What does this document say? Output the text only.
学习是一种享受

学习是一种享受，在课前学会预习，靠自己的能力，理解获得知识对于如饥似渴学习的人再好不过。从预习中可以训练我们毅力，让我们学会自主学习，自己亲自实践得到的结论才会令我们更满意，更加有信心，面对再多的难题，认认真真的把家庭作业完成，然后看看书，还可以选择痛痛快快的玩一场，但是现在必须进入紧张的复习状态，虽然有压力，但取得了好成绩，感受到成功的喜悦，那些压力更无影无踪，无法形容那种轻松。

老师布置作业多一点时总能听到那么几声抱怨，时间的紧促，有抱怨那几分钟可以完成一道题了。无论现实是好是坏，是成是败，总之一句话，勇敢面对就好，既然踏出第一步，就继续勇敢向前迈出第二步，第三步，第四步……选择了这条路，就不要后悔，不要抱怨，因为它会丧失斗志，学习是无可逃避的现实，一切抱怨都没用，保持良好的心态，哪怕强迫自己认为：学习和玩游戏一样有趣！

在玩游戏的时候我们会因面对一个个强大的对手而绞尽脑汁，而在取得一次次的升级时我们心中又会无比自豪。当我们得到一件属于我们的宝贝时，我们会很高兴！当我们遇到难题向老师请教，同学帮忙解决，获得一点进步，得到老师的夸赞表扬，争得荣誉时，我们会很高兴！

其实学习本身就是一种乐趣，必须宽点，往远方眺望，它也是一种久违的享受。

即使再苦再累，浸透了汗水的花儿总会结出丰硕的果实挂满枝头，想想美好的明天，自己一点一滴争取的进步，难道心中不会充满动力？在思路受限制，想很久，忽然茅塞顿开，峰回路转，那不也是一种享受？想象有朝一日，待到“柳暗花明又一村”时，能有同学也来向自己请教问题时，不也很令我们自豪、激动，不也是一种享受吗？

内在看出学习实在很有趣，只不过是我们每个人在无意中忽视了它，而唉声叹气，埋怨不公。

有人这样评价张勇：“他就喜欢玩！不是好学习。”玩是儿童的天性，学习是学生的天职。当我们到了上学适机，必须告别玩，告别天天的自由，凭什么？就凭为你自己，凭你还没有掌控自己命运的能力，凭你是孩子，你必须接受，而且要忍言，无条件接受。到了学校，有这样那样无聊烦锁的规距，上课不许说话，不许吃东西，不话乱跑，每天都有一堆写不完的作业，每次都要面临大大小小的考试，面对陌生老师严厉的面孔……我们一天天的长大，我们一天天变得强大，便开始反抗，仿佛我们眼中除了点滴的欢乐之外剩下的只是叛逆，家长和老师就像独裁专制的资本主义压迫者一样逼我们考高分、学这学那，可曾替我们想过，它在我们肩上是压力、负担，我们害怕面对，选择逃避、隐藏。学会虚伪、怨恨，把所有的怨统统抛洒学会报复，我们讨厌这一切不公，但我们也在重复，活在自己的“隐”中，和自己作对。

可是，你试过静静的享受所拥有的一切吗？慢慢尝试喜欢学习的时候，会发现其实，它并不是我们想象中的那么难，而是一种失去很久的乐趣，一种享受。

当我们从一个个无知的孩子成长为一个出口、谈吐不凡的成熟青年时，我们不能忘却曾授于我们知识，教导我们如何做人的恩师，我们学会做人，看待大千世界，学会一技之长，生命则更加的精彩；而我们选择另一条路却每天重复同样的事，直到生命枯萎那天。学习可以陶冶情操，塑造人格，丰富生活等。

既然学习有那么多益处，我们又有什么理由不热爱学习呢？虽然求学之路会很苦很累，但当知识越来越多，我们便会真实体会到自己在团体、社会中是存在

-- -- --

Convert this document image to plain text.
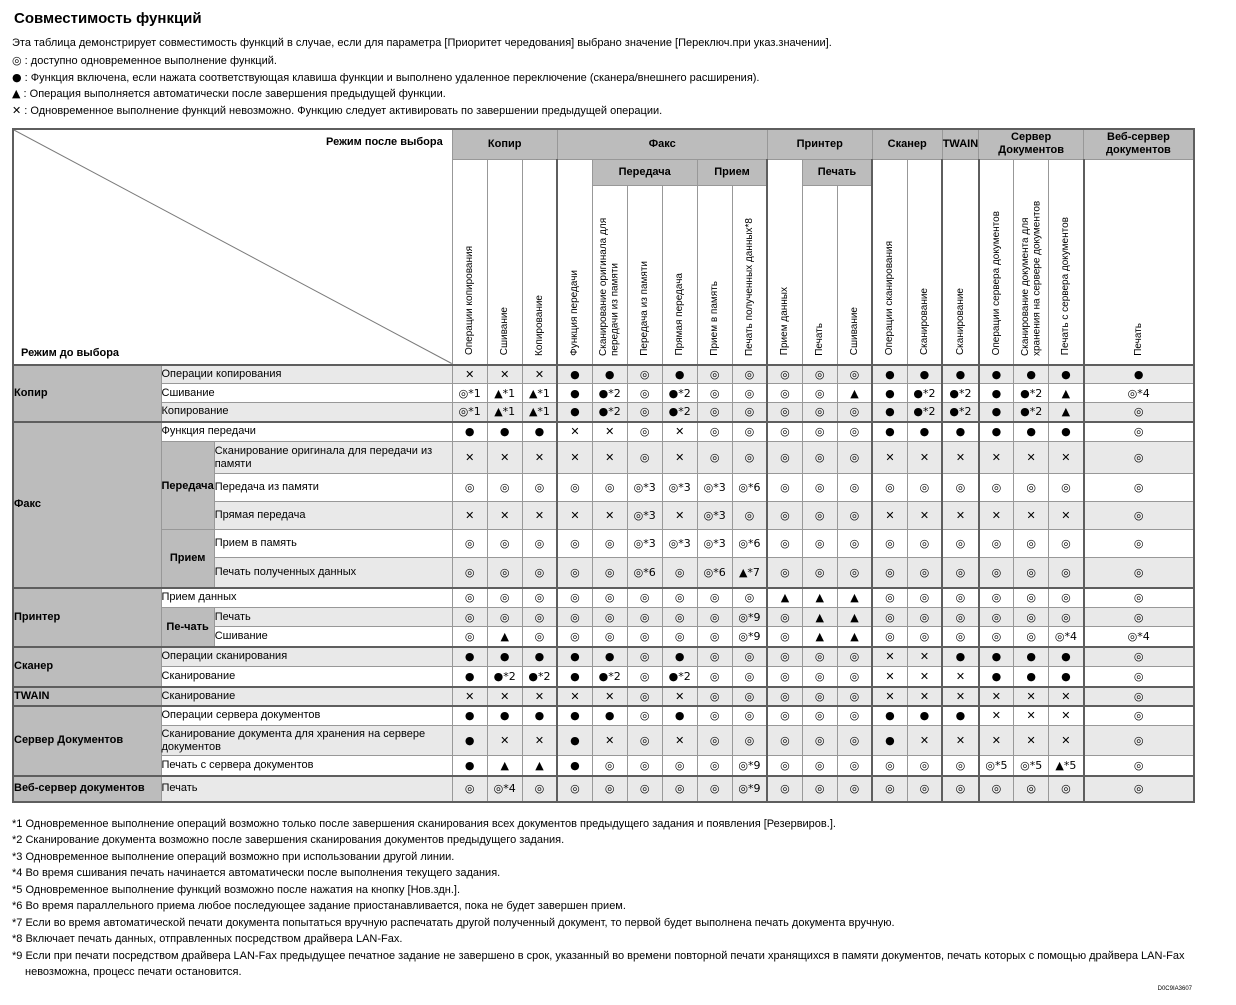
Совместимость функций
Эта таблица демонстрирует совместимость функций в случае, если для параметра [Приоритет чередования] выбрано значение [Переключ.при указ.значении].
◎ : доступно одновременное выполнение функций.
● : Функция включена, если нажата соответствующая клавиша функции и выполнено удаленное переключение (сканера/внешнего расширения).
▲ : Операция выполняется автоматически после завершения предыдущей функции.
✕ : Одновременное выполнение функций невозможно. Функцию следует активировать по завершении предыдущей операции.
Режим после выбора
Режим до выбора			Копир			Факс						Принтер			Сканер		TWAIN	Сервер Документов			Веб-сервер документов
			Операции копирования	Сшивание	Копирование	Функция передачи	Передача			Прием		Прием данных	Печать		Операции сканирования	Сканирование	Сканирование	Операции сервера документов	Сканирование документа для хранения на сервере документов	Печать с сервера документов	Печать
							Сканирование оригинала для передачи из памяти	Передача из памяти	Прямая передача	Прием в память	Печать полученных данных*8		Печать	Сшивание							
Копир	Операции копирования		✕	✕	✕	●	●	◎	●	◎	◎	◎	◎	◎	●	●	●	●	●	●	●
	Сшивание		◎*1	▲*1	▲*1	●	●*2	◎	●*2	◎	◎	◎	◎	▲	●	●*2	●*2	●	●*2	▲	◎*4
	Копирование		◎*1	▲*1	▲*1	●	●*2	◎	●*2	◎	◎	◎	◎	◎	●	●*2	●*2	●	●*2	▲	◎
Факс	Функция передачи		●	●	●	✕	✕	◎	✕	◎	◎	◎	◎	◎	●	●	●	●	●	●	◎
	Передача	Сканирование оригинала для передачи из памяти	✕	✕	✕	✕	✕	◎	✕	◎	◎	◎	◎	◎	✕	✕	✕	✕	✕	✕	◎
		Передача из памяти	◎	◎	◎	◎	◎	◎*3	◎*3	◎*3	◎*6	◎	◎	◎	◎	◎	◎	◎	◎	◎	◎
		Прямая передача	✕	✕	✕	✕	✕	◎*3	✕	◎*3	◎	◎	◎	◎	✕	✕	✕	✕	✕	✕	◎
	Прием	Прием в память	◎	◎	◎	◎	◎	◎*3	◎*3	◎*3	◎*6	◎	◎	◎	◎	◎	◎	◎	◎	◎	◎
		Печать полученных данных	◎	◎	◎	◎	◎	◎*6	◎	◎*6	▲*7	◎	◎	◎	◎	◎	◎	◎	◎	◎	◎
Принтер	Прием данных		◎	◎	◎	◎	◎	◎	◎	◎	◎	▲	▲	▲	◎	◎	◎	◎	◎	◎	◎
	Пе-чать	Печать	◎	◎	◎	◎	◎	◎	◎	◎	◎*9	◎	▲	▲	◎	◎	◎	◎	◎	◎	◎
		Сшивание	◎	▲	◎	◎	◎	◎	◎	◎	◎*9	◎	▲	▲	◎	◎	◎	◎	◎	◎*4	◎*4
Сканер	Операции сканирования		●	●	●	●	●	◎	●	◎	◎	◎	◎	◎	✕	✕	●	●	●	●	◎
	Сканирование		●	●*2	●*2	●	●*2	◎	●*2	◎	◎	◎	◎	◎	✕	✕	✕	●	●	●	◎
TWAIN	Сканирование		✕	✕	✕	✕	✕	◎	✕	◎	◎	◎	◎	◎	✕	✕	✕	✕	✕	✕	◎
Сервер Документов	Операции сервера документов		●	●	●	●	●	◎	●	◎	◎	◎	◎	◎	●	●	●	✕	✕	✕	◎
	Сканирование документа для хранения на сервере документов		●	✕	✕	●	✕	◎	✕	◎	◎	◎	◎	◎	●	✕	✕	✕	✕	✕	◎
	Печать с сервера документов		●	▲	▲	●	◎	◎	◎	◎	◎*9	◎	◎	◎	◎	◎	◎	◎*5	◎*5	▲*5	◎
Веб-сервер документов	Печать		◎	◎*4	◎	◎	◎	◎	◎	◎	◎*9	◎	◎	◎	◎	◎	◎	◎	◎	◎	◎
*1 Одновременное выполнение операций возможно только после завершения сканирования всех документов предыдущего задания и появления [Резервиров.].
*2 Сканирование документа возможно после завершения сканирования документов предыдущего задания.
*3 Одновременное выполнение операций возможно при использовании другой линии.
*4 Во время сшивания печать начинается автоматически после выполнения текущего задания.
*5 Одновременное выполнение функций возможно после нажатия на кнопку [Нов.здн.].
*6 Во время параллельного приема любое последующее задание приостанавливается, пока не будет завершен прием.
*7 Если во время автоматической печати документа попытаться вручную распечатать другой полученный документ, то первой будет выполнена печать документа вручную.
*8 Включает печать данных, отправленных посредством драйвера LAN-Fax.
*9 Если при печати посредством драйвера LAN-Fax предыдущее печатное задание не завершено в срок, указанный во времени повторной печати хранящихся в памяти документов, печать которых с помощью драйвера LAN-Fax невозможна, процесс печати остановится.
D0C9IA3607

-- -- --

## [Stated problem]
In the lines above, find each one with "документа" and list it.

## [Response to the task]
			Операции копирования	Сшивание	Копирование	Функция передачи	Передача			Прием		Прием данных	Печать		Операции сканирования	Сканирование	Сканирование	Операции сервера документов	Сканирование документа для хранения на сервере документов	Печать с сервера документов	Печать
	Сканирование документа для хранения на сервере документов		●	✕	✕	●	✕	◎	✕	◎	◎	◎	◎	◎	●	✕	✕	✕	✕	✕	◎
*2 Сканирование документа возможно после завершения сканирования документов предыдущего задания.
*7 Если во время автоматической печати документа попытаться вручную распечатать другой полученный документ, то первой будет выполнена печать документа вручную.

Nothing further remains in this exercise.